Copy the rows word for word, starting at the first one and ending at the line that contains "file-size: 108.2 KB [379,739,434,753]", with both included.

▶

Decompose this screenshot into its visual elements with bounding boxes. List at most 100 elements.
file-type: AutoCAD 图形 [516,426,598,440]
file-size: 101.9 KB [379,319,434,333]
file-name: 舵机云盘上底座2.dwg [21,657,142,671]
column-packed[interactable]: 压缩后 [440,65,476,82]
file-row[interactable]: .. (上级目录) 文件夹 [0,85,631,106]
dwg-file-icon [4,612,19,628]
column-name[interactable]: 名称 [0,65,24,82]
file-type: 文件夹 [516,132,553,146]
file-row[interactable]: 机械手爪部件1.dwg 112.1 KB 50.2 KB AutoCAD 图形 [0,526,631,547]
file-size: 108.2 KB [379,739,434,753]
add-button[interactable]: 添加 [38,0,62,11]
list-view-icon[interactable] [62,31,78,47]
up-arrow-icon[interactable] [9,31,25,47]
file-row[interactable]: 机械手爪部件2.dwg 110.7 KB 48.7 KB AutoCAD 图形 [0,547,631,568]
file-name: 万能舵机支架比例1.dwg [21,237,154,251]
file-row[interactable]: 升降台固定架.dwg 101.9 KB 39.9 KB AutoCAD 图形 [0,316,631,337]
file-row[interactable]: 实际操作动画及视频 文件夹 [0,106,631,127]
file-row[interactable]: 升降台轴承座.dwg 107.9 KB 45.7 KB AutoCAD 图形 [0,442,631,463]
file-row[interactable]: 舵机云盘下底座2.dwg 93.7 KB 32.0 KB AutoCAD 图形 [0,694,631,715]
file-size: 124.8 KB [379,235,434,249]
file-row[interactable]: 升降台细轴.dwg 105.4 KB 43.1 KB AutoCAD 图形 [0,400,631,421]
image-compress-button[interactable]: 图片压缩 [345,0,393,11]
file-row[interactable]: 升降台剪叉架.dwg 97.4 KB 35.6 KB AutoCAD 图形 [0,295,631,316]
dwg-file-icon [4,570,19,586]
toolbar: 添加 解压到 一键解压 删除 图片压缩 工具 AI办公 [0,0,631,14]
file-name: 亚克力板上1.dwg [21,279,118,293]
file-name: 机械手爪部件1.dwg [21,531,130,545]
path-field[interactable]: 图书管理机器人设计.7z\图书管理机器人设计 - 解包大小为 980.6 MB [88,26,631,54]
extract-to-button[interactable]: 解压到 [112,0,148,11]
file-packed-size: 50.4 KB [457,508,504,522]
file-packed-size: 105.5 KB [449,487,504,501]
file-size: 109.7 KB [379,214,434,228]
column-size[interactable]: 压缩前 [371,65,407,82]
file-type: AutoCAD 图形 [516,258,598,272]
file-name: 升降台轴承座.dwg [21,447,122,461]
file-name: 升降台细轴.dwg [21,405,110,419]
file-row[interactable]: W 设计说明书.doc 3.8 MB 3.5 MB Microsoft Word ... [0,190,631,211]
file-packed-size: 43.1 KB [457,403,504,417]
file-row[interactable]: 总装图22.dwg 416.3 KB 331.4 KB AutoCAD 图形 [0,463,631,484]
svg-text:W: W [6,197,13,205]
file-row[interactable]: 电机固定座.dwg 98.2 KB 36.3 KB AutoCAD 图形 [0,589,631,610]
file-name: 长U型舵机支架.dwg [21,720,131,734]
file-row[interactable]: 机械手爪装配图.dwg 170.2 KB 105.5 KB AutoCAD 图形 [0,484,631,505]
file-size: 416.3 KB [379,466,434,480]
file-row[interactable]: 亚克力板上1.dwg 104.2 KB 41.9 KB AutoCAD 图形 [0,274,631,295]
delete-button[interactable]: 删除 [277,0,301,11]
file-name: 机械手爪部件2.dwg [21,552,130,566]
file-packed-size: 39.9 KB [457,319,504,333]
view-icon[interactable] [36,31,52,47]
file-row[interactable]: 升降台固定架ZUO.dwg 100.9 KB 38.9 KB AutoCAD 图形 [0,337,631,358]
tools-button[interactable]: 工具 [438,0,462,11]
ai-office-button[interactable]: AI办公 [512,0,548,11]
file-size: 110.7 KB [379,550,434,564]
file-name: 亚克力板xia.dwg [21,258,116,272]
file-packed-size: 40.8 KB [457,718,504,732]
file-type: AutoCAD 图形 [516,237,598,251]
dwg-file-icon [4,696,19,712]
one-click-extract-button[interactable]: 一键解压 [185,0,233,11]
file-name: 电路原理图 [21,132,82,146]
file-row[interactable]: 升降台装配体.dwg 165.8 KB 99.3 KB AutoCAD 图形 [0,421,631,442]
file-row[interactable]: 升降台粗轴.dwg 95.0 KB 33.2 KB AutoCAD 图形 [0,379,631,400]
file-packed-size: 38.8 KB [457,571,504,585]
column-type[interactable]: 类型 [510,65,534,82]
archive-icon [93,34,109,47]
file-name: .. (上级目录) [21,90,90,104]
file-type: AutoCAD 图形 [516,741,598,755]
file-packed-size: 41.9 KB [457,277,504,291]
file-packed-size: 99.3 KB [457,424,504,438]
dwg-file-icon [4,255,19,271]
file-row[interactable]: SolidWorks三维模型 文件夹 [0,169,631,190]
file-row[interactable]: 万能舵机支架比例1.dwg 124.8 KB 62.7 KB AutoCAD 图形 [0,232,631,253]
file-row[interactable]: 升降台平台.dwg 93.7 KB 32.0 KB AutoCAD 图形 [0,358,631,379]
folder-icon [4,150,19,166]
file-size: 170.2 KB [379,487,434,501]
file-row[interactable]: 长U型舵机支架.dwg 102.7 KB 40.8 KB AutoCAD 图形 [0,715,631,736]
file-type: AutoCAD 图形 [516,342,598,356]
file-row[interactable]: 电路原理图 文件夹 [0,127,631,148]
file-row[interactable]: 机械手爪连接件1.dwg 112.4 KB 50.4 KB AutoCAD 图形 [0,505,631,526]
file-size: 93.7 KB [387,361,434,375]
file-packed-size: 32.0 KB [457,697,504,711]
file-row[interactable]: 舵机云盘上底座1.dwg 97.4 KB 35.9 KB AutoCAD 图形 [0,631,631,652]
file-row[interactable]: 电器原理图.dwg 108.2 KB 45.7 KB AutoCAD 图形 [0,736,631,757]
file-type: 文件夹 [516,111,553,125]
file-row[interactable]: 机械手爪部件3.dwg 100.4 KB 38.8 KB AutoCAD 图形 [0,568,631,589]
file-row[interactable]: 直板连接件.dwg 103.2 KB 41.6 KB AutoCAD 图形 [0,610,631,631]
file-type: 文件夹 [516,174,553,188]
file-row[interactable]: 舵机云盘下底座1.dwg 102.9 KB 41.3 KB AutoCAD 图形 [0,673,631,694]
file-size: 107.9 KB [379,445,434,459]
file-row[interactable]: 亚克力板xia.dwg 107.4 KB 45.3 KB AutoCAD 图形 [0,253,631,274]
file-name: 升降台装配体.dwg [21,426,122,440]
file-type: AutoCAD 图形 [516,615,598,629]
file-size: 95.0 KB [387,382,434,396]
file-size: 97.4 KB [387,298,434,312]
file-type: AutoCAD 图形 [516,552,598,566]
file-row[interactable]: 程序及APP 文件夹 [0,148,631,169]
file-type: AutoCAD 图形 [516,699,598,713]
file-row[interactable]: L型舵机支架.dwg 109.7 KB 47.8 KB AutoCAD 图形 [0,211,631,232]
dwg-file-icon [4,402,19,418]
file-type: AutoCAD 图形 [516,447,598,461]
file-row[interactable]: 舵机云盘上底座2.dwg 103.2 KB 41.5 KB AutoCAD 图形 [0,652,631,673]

◀

**Final result:**
Decompose this screenshot into its visual elements with bounding boxes. List at most 100 elements.
file-type: AutoCAD 图形 [516,426,598,440]
file-size: 101.9 KB [379,319,434,333]
file-name: 舵机云盘上底座2.dwg [21,657,142,671]
column-packed[interactable]: 压缩后 [440,65,476,82]
file-row[interactable]: .. (上级目录) 文件夹 [0,85,631,106]
dwg-file-icon [4,612,19,628]
column-name[interactable]: 名称 [0,65,24,82]
file-type: 文件夹 [516,132,553,146]
file-row[interactable]: 机械手爪部件1.dwg 112.1 KB 50.2 KB AutoCAD 图形 [0,526,631,547]
file-size: 108.2 KB [379,739,434,753]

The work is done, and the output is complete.